List of tasks:
**A)** Translate this sentence from the carbon capture text into Spanish: "The most used and applicable reservoirs for these types of technologies are depleted oil and gas reservoirs, un-minerable coal beds as well as deep saline formations."
**B)** Copy word for word the part of the carbon capture text between "Carbon Capture and Storage Technologies" and "(Farrelly et al., 2014)", inclusive.

Text:
:::
Physical Carbon Sequestration Methods

Carbon Capture and Storage Technologies

Carbon capture and storage (CCS) includes a large range of technologies that involve different processes for CO2 “capture, separation, transport, storage and monitoring.” (Leung et al., 2014) They are usually defined as the “removal of CO2 that would otherwise be emitted in the atmosphere.” (Farrelly et al., 2013) CCS can reduce emissions by 80%-95% from very large point source emission sources such as industry power plants specifically for the cement or energy industries. (Leung et al., 2014) Using this approach the carbon is captured pre-combustion and post-combustion, “separated from the sorbent, stored or reutilized industrially.” (Leung et al., 2014) The most used and applicable reservoirs for these types of technologies are depleted oil and gas reservoirs, un-minerable coal beds as well as deep saline formations. (Farrelly et al., 2014)
:::
Data segment:
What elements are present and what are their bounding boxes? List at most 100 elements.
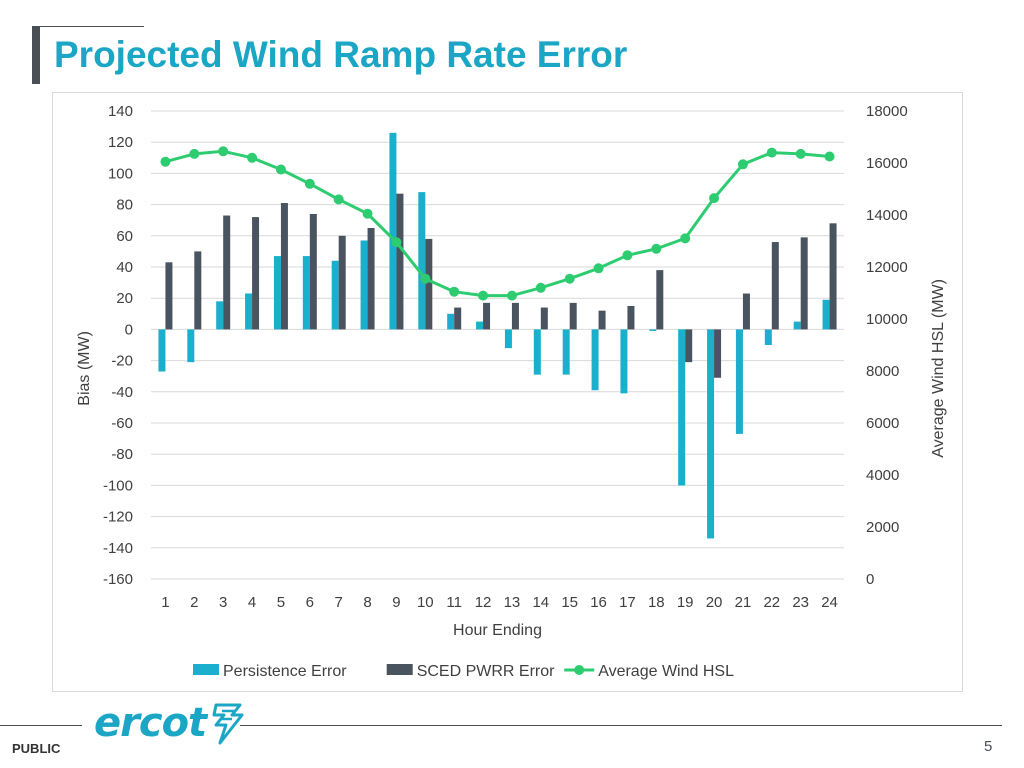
:::
Responses to the exercise:
**A)** Los yacimientos más utilizados y aplicables para este tipo de tecnologías son los yacimientos de petróleo y gas agotados, las capas de carbón no explotables y las formaciones salinas profundas.

**B)**
Carbon Capture and Storage Technologies

Carbon capture and storage (CCS) includes a large range of technologies that involve different processes for CO2 “capture, separation, transport, storage and monitoring.” (Leung et al., 2014) They are usually defined as the “removal of CO2 that would otherwise be emitted in the atmosphere.” (Farrelly et al., 2013) CCS can reduce emissions by 80%-95% from very large point source emission sources such as industry power plants specifically for the cement or energy industries. (Leung et al., 2014) Using this approach the carbon is captured pre-combustion and post-combustion, “separated from the sorbent, stored or reutilized industrially.” (Leung et al., 2014) The most used and applicable reservoirs for these types of technologies are depleted oil and gas reservoirs, un-minerable coal beds as well as deep saline formations. (Farrelly et al., 2014)